═════ ENTRIES PROVIDED ═════

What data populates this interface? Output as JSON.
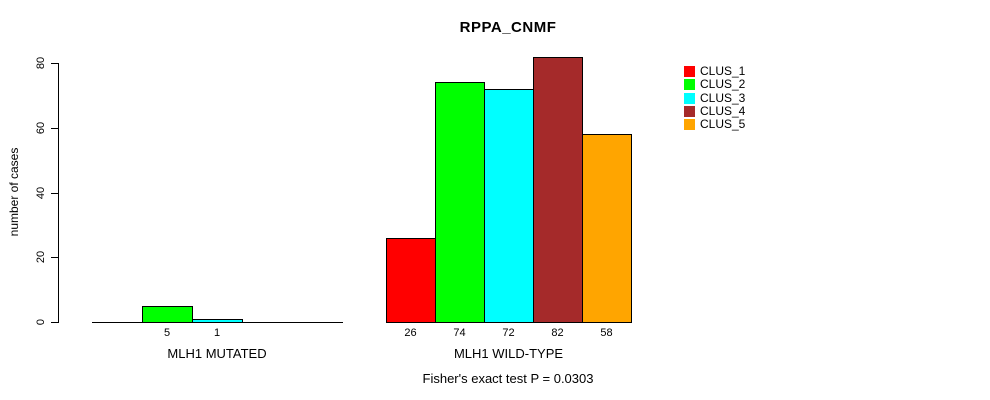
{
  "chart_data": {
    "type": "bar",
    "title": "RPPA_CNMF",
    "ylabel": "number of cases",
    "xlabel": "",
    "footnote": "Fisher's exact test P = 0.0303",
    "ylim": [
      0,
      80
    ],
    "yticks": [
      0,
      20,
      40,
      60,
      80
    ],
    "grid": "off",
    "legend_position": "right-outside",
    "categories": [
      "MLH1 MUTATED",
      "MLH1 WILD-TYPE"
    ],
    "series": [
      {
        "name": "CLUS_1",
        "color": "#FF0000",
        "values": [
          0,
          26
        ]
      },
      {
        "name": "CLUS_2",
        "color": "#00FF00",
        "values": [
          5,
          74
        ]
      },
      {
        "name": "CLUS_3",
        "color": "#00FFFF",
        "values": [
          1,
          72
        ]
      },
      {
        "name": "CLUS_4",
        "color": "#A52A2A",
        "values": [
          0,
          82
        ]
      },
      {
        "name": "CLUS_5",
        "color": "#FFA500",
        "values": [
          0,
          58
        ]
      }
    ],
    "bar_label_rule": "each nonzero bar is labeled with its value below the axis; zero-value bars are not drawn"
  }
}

═════
═════ ENTRIES PROVIDED ═════

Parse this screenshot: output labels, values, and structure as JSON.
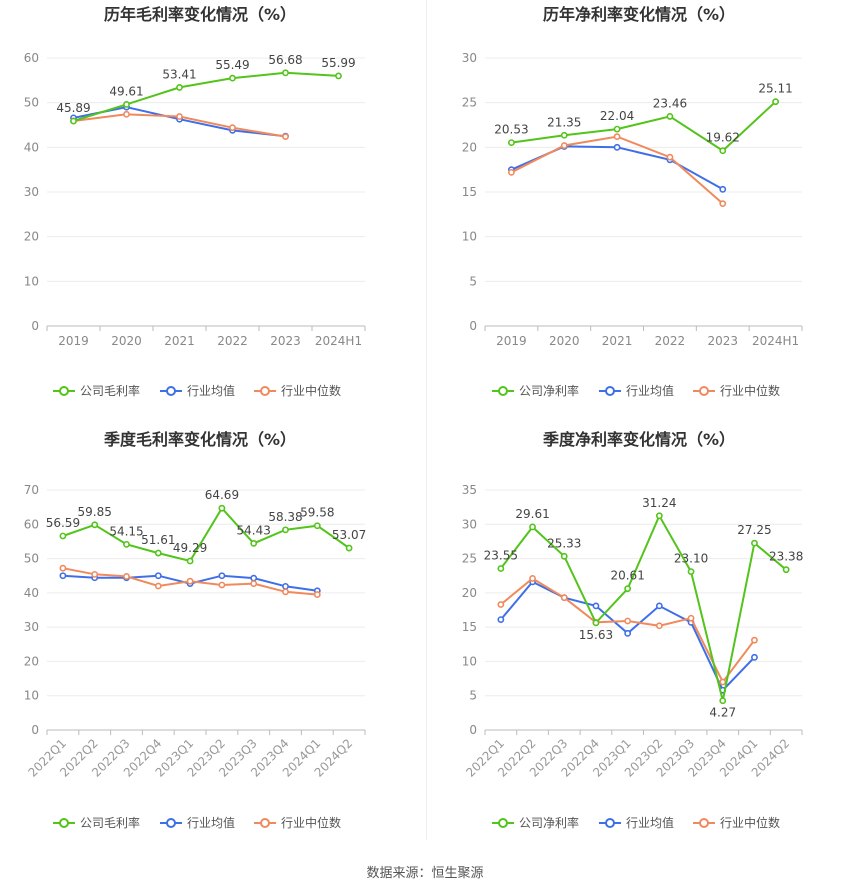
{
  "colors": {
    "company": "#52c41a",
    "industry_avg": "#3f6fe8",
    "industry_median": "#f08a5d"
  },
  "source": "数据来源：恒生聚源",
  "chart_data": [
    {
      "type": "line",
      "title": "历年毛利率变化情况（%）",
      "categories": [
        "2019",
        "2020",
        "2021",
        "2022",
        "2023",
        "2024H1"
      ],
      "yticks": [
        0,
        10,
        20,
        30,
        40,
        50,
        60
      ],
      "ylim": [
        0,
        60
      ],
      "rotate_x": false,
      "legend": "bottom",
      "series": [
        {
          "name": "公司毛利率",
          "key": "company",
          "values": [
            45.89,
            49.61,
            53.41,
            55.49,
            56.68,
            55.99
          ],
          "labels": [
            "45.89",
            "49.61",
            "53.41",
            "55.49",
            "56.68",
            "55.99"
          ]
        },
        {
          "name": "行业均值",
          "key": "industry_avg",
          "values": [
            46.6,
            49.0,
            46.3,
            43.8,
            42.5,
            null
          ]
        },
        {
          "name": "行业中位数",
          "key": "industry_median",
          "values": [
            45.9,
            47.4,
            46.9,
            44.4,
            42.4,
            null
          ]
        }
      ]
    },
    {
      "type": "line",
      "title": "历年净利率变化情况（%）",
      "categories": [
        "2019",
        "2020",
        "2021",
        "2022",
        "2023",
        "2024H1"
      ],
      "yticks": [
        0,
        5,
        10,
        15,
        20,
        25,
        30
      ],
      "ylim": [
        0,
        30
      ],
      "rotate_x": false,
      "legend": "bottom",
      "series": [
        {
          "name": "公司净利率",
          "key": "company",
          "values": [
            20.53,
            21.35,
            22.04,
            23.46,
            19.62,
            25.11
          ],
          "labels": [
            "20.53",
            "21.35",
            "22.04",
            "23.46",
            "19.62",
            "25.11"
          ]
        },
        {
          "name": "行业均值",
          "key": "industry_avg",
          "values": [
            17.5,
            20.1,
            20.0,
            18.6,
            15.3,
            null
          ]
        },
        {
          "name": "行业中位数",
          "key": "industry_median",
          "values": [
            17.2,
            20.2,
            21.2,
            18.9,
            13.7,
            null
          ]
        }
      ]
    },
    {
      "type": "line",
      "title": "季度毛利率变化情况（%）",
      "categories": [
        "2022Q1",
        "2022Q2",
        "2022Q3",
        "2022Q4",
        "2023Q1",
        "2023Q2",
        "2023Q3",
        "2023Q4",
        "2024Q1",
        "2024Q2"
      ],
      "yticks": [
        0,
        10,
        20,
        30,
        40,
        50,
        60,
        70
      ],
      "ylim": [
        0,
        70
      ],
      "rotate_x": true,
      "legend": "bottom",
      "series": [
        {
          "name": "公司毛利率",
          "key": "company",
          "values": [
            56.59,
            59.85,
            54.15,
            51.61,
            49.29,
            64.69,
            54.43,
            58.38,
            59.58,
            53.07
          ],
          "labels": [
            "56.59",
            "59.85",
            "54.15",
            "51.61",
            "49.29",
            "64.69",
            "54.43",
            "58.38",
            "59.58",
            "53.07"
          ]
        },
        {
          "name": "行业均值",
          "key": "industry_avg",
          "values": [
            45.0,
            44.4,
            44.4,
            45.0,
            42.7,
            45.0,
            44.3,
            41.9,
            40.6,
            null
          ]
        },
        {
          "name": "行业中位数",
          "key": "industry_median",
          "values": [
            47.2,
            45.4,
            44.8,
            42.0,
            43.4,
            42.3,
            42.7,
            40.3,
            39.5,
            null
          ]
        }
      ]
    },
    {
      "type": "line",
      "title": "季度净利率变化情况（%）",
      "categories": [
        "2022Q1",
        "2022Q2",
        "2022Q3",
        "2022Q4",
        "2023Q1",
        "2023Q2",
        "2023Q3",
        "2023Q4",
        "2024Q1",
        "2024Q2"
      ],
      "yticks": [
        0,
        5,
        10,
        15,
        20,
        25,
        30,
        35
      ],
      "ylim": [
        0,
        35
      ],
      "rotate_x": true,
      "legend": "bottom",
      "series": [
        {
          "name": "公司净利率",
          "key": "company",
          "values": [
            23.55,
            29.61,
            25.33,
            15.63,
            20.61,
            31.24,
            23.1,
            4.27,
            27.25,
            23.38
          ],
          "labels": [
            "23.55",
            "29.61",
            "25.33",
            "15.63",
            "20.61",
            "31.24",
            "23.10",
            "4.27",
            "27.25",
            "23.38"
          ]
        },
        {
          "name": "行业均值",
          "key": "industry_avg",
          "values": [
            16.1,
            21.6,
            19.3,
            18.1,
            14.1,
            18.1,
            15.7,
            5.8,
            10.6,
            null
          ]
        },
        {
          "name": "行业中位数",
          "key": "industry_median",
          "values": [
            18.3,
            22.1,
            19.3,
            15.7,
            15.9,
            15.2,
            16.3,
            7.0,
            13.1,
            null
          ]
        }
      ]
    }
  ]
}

═════

◆ WRITTEN TASK: Extract all lines containing the word "this".

◆ FULL RESPONSE:
What data populates this interface? Output as JSON.
Parse this screenshot: output labels, values, and structure as JSON.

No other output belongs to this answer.